• PROBLEM TO WORK ON: Every record below is to be retyped exactly.

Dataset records
BEGIN

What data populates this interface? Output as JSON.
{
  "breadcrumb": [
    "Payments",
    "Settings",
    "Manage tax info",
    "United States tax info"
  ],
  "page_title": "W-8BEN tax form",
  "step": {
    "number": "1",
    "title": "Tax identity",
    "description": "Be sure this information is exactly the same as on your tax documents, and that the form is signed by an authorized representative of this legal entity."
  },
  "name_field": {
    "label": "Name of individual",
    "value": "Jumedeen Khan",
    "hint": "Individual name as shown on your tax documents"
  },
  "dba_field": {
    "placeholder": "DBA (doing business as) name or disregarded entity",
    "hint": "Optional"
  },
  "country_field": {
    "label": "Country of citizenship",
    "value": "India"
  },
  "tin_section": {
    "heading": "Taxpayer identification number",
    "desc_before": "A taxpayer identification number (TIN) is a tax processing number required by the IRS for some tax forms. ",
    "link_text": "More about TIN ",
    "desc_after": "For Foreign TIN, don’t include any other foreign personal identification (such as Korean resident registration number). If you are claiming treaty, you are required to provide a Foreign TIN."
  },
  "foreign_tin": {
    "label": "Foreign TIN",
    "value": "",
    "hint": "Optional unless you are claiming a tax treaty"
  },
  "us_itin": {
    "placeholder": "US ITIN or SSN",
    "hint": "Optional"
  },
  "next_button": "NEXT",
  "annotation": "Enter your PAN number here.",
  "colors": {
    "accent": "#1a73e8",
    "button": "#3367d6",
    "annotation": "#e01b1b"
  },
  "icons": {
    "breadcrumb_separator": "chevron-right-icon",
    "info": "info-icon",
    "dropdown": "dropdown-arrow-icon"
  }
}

END

• ANSWER TO THIS EXERCISE:
What data populates this interface? Output as JSON.
{
  "breadcrumb": [
    "Payments",
    "Settings",
    "Manage tax info",
    "United States tax info"
  ],
  "page_title": "W-8BEN tax form",
  "step": {
    "number": "1",
    "title": "Tax identity",
    "description": "Be sure this information is exactly the same as on your tax documents, and that the form is signed by an authorized representative of this legal entity."
  },
  "name_field": {
    "label": "Name of individual",
    "value": "Jumedeen Khan",
    "hint": "Individual name as shown on your tax documents"
  },
  "dba_field": {
    "placeholder": "DBA (doing business as) name or disregarded entity",
    "hint": "Optional"
  },
  "country_field": {
    "label": "Country of citizenship",
    "value": "India"
  },
  "tin_section": {
    "heading": "Taxpayer identification number",
    "desc_before": "A taxpayer identification number (TIN) is a tax processing number required by the IRS for some tax forms. ",
    "link_text": "More about TIN ",
    "desc_after": "For Foreign TIN, don’t include any other foreign personal identification (such as Korean resident registration number). If you are claiming treaty, you are required to provide a Foreign TIN."
  },
  "foreign_tin": {
    "label": "Foreign TIN",
    "value": "",
    "hint": "Optional unless you are claiming a tax treaty"
  },
  "us_itin": {
    "placeholder": "US ITIN or SSN",
    "hint": "Optional"
  },
  "next_button": "NEXT",
  "annotation": "Enter your PAN number here.",
  "colors": {
    "accent": "#1a73e8",
    "button": "#3367d6",
    "annotation": "#e01b1b"
  },
  "icons": {
    "breadcrumb_separator": "chevron-right-icon",
    "info": "info-icon",
    "dropdown": "dropdown-arrow-icon"
  }
}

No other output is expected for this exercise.